### [WHAT YOU ARE ASKED TO DO]
Scan the data for lines with "cours" and report the count by itself.

### [THE INPUT]

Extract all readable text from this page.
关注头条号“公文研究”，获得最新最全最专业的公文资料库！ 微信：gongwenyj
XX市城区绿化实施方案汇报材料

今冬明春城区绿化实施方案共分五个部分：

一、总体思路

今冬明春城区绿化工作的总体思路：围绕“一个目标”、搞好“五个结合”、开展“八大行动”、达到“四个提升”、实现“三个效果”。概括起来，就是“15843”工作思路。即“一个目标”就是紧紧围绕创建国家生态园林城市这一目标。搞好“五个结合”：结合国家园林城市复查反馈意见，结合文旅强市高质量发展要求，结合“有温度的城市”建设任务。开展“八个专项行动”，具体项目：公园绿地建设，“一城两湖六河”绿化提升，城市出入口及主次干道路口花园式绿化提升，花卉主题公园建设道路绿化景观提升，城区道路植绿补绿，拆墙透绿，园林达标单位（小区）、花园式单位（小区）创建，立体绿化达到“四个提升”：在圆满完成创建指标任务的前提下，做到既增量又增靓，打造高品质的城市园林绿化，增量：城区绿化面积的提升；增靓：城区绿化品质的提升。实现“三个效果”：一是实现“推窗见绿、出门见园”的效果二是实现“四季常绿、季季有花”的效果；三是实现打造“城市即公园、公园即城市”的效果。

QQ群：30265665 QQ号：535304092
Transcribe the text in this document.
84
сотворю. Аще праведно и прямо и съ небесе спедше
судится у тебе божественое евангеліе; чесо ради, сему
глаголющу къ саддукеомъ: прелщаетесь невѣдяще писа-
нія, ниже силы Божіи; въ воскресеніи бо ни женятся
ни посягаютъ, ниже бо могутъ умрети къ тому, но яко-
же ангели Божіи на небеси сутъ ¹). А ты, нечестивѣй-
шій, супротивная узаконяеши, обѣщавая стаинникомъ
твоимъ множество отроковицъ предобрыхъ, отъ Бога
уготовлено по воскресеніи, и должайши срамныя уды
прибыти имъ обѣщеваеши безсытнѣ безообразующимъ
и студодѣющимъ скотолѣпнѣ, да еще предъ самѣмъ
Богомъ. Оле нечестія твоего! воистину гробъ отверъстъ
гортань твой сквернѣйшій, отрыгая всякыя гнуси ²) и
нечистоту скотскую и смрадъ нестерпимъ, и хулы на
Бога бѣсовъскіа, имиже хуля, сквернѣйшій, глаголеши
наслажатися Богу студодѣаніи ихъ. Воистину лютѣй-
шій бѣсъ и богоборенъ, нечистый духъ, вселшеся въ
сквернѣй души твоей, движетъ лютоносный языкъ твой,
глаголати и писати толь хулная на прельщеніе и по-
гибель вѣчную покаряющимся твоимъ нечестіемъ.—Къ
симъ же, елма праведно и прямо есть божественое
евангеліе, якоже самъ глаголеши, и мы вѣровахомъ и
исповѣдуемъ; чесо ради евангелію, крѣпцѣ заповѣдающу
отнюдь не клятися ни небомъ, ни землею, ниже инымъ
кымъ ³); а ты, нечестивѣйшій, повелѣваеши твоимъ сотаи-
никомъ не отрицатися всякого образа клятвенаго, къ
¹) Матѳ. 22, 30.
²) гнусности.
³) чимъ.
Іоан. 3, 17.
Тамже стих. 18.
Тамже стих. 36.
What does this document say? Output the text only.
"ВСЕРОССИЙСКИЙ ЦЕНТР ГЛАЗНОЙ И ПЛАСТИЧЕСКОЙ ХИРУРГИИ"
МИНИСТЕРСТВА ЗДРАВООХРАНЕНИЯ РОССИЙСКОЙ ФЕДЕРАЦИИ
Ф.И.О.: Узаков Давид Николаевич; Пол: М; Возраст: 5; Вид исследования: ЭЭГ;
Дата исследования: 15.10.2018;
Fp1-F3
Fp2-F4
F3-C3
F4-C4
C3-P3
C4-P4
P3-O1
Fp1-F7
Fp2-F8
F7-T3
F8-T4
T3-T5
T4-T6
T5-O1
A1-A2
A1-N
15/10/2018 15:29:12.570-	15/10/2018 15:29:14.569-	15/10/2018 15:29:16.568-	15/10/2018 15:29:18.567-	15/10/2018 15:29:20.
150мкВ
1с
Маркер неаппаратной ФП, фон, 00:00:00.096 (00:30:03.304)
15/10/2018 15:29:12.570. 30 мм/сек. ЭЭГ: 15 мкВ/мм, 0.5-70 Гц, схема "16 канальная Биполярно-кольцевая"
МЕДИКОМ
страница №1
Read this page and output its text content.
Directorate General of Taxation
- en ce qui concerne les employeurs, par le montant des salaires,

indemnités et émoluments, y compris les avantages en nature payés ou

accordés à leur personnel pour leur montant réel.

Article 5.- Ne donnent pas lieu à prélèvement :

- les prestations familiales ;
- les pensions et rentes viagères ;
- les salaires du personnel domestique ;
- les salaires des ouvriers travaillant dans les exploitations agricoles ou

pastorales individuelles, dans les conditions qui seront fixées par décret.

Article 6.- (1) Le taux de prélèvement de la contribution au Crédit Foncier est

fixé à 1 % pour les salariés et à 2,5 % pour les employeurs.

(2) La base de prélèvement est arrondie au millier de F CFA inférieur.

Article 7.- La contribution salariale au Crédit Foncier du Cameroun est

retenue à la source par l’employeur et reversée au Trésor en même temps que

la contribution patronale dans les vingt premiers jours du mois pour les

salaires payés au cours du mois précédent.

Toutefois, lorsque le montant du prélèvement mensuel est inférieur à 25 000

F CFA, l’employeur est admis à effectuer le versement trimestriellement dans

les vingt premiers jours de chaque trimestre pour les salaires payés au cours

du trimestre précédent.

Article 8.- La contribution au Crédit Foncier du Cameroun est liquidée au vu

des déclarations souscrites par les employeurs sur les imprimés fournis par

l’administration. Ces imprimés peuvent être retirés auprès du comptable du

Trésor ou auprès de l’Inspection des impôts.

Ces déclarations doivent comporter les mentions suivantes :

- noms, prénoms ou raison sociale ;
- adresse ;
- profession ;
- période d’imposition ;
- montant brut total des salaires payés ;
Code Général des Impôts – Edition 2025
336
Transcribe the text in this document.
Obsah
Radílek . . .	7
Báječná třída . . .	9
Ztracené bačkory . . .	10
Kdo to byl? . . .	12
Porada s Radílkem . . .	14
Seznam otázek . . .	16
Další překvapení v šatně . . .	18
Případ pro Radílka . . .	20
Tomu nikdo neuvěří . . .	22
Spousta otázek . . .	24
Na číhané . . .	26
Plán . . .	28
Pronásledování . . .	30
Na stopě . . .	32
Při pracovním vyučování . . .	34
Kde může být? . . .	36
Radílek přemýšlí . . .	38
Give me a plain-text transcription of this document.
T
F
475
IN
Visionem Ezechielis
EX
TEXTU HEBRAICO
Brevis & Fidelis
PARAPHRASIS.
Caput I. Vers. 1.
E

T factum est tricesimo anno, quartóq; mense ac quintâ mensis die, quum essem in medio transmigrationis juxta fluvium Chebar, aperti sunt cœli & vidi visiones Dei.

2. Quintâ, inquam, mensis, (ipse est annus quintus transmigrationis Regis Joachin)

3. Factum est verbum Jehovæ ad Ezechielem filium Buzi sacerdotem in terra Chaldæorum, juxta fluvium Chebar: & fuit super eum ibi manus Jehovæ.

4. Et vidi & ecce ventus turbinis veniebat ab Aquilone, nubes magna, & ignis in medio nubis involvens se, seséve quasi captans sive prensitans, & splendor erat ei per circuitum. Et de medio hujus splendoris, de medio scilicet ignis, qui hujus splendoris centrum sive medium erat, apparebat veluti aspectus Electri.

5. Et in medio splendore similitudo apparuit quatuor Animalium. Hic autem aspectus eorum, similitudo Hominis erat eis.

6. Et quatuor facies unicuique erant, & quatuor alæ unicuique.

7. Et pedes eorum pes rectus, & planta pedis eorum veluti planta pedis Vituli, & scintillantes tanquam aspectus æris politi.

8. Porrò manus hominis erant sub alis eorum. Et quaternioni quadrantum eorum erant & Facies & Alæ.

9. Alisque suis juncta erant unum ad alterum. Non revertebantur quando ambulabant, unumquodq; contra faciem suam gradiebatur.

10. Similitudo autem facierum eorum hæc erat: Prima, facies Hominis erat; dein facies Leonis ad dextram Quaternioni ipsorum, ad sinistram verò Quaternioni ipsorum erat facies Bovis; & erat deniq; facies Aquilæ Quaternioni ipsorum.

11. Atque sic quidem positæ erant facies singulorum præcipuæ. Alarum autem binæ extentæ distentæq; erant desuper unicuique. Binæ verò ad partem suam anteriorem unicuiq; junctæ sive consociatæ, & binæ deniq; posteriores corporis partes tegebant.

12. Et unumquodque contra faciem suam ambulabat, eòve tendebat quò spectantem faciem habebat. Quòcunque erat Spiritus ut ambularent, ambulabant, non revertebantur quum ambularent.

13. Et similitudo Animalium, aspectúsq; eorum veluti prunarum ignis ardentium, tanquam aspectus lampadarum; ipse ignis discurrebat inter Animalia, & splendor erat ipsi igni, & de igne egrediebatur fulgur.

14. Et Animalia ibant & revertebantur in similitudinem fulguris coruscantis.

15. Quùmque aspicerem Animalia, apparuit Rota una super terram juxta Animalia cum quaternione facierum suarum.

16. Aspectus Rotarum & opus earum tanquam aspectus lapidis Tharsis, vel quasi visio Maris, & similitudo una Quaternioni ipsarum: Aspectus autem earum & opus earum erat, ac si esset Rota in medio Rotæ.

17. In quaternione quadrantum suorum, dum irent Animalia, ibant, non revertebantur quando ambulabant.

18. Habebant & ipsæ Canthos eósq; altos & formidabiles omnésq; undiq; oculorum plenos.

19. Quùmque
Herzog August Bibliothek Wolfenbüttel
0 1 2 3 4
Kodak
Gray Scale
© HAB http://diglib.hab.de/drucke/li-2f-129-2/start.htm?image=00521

### [ANSWER TO THIS PROBLEM]
2